§ **Set exercise**
Extract every line from the rows below and reproduce each one without any change.

A run of rows:
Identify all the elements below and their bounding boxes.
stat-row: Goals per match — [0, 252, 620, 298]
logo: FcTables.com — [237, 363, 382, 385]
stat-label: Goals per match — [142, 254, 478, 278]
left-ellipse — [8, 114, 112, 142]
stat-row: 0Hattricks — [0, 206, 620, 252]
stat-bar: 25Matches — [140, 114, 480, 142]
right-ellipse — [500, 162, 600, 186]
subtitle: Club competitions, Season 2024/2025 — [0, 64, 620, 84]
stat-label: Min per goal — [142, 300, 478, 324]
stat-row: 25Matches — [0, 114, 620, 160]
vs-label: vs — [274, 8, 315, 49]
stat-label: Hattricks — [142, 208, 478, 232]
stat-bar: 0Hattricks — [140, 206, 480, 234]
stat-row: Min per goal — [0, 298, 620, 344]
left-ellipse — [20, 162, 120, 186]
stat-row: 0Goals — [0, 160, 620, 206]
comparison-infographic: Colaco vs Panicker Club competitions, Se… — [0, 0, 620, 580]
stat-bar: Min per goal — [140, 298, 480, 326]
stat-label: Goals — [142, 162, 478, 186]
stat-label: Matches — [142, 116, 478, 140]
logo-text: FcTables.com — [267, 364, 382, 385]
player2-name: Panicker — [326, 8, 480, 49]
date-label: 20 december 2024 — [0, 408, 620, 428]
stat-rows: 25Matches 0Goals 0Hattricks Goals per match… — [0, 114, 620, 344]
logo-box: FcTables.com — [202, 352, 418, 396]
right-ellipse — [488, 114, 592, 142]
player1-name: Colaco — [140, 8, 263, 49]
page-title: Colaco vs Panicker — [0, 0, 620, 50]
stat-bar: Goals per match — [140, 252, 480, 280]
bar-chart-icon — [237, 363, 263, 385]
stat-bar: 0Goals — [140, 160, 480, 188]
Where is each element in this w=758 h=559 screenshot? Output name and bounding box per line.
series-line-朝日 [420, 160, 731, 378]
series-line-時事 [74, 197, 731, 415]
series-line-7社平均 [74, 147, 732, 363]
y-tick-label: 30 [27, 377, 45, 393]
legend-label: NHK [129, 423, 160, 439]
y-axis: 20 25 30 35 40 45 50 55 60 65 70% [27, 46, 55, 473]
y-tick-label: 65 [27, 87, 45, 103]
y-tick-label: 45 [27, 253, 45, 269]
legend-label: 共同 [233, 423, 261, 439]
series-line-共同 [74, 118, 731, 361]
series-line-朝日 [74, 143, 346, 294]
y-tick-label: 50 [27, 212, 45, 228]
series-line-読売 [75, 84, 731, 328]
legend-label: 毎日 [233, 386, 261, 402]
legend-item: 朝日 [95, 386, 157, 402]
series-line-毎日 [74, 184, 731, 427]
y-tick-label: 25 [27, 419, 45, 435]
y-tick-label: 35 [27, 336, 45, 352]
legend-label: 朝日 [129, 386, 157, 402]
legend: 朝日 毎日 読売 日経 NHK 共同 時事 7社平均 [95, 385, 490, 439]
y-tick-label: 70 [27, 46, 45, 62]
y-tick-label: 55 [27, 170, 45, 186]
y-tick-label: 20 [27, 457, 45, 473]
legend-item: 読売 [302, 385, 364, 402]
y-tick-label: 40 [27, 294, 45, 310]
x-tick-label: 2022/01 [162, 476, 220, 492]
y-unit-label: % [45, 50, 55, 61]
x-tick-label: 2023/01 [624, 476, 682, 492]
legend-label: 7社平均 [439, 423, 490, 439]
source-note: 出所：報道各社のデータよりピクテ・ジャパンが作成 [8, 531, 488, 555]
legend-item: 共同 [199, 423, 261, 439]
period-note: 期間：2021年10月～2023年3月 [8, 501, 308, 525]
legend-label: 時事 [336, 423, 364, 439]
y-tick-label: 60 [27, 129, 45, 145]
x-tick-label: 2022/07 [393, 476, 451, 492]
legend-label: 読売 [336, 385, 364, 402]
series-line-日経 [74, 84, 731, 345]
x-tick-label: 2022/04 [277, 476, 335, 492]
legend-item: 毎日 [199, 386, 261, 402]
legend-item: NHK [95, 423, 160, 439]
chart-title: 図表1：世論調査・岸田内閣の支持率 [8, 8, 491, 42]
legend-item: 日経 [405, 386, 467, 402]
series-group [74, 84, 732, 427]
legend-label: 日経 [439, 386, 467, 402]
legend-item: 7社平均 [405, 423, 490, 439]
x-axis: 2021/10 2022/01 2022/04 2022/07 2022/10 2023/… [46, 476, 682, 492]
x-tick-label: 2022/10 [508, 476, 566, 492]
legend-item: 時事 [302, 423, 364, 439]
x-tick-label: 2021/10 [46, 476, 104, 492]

§ **Completed task**
Identify all the elements below and their bounding boxes.
stat-row: Goals per match — [0, 252, 620, 298]
logo: FcTables.com — [237, 363, 382, 385]
stat-label: Goals per match — [142, 254, 478, 278]
left-ellipse — [8, 114, 112, 142]
stat-row: 0Hattricks — [0, 206, 620, 252]
stat-bar: 25Matches — [140, 114, 480, 142]
right-ellipse — [500, 162, 600, 186]
subtitle: Club competitions, Season 2024/2025 — [0, 64, 620, 84]
stat-label: Min per goal — [142, 300, 478, 324]
stat-row: 25Matches — [0, 114, 620, 160]
vs-label: vs — [274, 8, 315, 49]
stat-label: Hattricks — [142, 208, 478, 232]
stat-bar: 0Hattricks — [140, 206, 480, 234]
stat-row: Min per goal — [0, 298, 620, 344]
left-ellipse — [20, 162, 120, 186]
stat-row: 0Goals — [0, 160, 620, 206]
comparison-infographic: Colaco vs Panicker Club competitions, Se… — [0, 0, 620, 580]
stat-bar: Min per goal — [140, 298, 480, 326]
stat-label: Goals — [142, 162, 478, 186]
stat-label: Matches — [142, 116, 478, 140]
logo-text: FcTables.com — [267, 364, 382, 385]
player2-name: Panicker — [326, 8, 480, 49]
date-label: 20 december 2024 — [0, 408, 620, 428]
stat-rows: 25Matches 0Goals 0Hattricks Goals per match… — [0, 114, 620, 344]
logo-box: FcTables.com — [202, 352, 418, 396]
right-ellipse — [488, 114, 592, 142]
player1-name: Colaco — [140, 8, 263, 49]
page-title: Colaco vs Panicker — [0, 0, 620, 50]
stat-bar: Goals per match — [140, 252, 480, 280]
bar-chart-icon — [237, 363, 263, 385]
stat-bar: 0Goals — [140, 160, 480, 188]
Where is each element in this w=758 h=559 screenshot? Output name and bounding box per line.
series-line-朝日 [420, 160, 731, 378]
series-line-時事 [74, 197, 731, 415]
series-line-7社平均 [74, 147, 732, 363]
y-tick-label: 30 [27, 377, 45, 393]
legend-label: NHK [129, 423, 160, 439]
y-axis: 20 25 30 35 40 45 50 55 60 65 70% [27, 46, 55, 473]
y-tick-label: 65 [27, 87, 45, 103]
y-tick-label: 45 [27, 253, 45, 269]
legend-label: 共同 [233, 423, 261, 439]
series-line-共同 [74, 118, 731, 361]
series-line-朝日 [74, 143, 346, 294]
y-tick-label: 50 [27, 212, 45, 228]
series-line-読売 [75, 84, 731, 328]
legend-label: 毎日 [233, 386, 261, 402]
legend-item: 朝日 [95, 386, 157, 402]
series-line-毎日 [74, 184, 731, 427]
y-tick-label: 25 [27, 419, 45, 435]
y-tick-label: 35 [27, 336, 45, 352]
legend-label: 朝日 [129, 386, 157, 402]
legend: 朝日 毎日 読売 日経 NHK 共同 時事 7社平均 [95, 385, 490, 439]
y-tick-label: 70 [27, 46, 45, 62]
y-tick-label: 55 [27, 170, 45, 186]
y-tick-label: 20 [27, 457, 45, 473]
legend-item: 読売 [302, 385, 364, 402]
y-tick-label: 40 [27, 294, 45, 310]
x-tick-label: 2022/01 [162, 476, 220, 492]
y-unit-label: % [45, 50, 55, 61]
x-tick-label: 2023/01 [624, 476, 682, 492]
legend-label: 7社平均 [439, 423, 490, 439]
source-note: 出所：報道各社のデータよりピクテ・ジャパンが作成 [8, 531, 488, 555]
legend-item: 共同 [199, 423, 261, 439]
period-note: 期間：2021年10月～2023年3月 [8, 501, 308, 525]
legend-label: 時事 [336, 423, 364, 439]
y-tick-label: 60 [27, 129, 45, 145]
x-tick-label: 2022/07 [393, 476, 451, 492]
legend-label: 読売 [336, 385, 364, 402]
series-line-日経 [74, 84, 731, 345]
x-tick-label: 2022/04 [277, 476, 335, 492]
legend-item: 毎日 [199, 386, 261, 402]
legend-item: NHK [95, 423, 160, 439]
chart-title: 図表1：世論調査・岸田内閣の支持率 [8, 8, 491, 42]
legend-item: 日経 [405, 386, 467, 402]
series-group [74, 84, 732, 427]
legend-label: 日経 [439, 386, 467, 402]
legend-item: 7社平均 [405, 423, 490, 439]
x-axis: 2021/10 2022/01 2022/04 2022/07 2022/10 2023/… [46, 476, 682, 492]
x-tick-label: 2022/10 [508, 476, 566, 492]
legend-item: 時事 [302, 423, 364, 439]
x-tick-label: 2021/10 [46, 476, 104, 492]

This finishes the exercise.